* **Instruction**: Print the data exactly, leaving nothing out.

-- start --

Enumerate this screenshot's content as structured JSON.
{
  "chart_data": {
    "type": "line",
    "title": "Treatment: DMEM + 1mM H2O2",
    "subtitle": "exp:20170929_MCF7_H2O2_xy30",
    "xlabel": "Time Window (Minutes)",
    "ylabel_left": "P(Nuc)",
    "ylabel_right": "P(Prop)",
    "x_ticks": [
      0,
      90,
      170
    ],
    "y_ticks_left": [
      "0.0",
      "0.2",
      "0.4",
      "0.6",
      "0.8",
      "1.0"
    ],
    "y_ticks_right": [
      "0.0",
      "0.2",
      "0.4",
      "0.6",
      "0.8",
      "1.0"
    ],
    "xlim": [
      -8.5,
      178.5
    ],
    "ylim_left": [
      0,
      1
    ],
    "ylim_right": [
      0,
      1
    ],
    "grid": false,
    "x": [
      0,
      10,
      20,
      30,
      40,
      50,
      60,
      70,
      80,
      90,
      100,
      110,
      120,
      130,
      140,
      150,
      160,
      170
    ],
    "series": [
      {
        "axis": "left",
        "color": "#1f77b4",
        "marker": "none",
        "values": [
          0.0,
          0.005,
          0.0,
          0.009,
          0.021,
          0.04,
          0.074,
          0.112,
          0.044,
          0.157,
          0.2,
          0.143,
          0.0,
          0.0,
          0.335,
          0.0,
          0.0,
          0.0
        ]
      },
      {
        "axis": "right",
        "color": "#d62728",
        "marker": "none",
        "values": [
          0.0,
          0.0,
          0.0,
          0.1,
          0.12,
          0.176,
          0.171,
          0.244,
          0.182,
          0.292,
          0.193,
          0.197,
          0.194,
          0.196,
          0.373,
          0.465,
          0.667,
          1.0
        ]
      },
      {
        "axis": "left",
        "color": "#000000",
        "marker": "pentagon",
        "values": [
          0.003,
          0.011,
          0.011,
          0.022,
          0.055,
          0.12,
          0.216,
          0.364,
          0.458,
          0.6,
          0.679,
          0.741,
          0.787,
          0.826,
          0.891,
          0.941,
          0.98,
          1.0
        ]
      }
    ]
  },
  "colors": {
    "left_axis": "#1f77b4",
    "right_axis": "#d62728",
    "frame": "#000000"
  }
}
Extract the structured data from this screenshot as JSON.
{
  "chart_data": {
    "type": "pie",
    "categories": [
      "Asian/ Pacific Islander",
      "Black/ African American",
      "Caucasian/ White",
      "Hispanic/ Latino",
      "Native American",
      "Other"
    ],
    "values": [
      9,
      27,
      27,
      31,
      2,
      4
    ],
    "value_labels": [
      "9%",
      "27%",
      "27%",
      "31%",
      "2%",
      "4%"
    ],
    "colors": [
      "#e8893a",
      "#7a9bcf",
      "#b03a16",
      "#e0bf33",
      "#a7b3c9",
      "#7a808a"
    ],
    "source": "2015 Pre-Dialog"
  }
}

-- end --

* **Task solution**:
Enumerate this screenshot's content as structured JSON.
{
  "chart_data": {
    "type": "line",
    "title": "Treatment: DMEM + 1mM H2O2",
    "subtitle": "exp:20170929_MCF7_H2O2_xy30",
    "xlabel": "Time Window (Minutes)",
    "ylabel_left": "P(Nuc)",
    "ylabel_right": "P(Prop)",
    "x_ticks": [
      0,
      90,
      170
    ],
    "y_ticks_left": [
      "0.0",
      "0.2",
      "0.4",
      "0.6",
      "0.8",
      "1.0"
    ],
    "y_ticks_right": [
      "0.0",
      "0.2",
      "0.4",
      "0.6",
      "0.8",
      "1.0"
    ],
    "xlim": [
      -8.5,
      178.5
    ],
    "ylim_left": [
      0,
      1
    ],
    "ylim_right": [
      0,
      1
    ],
    "grid": false,
    "x": [
      0,
      10,
      20,
      30,
      40,
      50,
      60,
      70,
      80,
      90,
      100,
      110,
      120,
      130,
      140,
      150,
      160,
      170
    ],
    "series": [
      {
        "axis": "left",
        "color": "#1f77b4",
        "marker": "none",
        "values": [
          0.0,
          0.005,
          0.0,
          0.009,
          0.021,
          0.04,
          0.074,
          0.112,
          0.044,
          0.157,
          0.2,
          0.143,
          0.0,
          0.0,
          0.335,
          0.0,
          0.0,
          0.0
        ]
      },
      {
        "axis": "right",
        "color": "#d62728",
        "marker": "none",
        "values": [
          0.0,
          0.0,
          0.0,
          0.1,
          0.12,
          0.176,
          0.171,
          0.244,
          0.182,
          0.292,
          0.193,
          0.197,
          0.194,
          0.196,
          0.373,
          0.465,
          0.667,
          1.0
        ]
      },
      {
        "axis": "left",
        "color": "#000000",
        "marker": "pentagon",
        "values": [
          0.003,
          0.011,
          0.011,
          0.022,
          0.055,
          0.12,
          0.216,
          0.364,
          0.458,
          0.6,
          0.679,
          0.741,
          0.787,
          0.826,
          0.891,
          0.941,
          0.98,
          1.0
        ]
      }
    ]
  },
  "colors": {
    "left_axis": "#1f77b4",
    "right_axis": "#d62728",
    "frame": "#000000"
  }
}
Extract the structured data from this screenshot as JSON.
{
  "chart_data": {
    "type": "pie",
    "categories": [
      "Asian/ Pacific Islander",
      "Black/ African American",
      "Caucasian/ White",
      "Hispanic/ Latino",
      "Native American",
      "Other"
    ],
    "values": [
      9,
      27,
      27,
      31,
      2,
      4
    ],
    "value_labels": [
      "9%",
      "27%",
      "27%",
      "31%",
      "2%",
      "4%"
    ],
    "colors": [
      "#e8893a",
      "#7a9bcf",
      "#b03a16",
      "#e0bf33",
      "#a7b3c9",
      "#7a808a"
    ],
    "source": "2015 Pre-Dialog"
  }
}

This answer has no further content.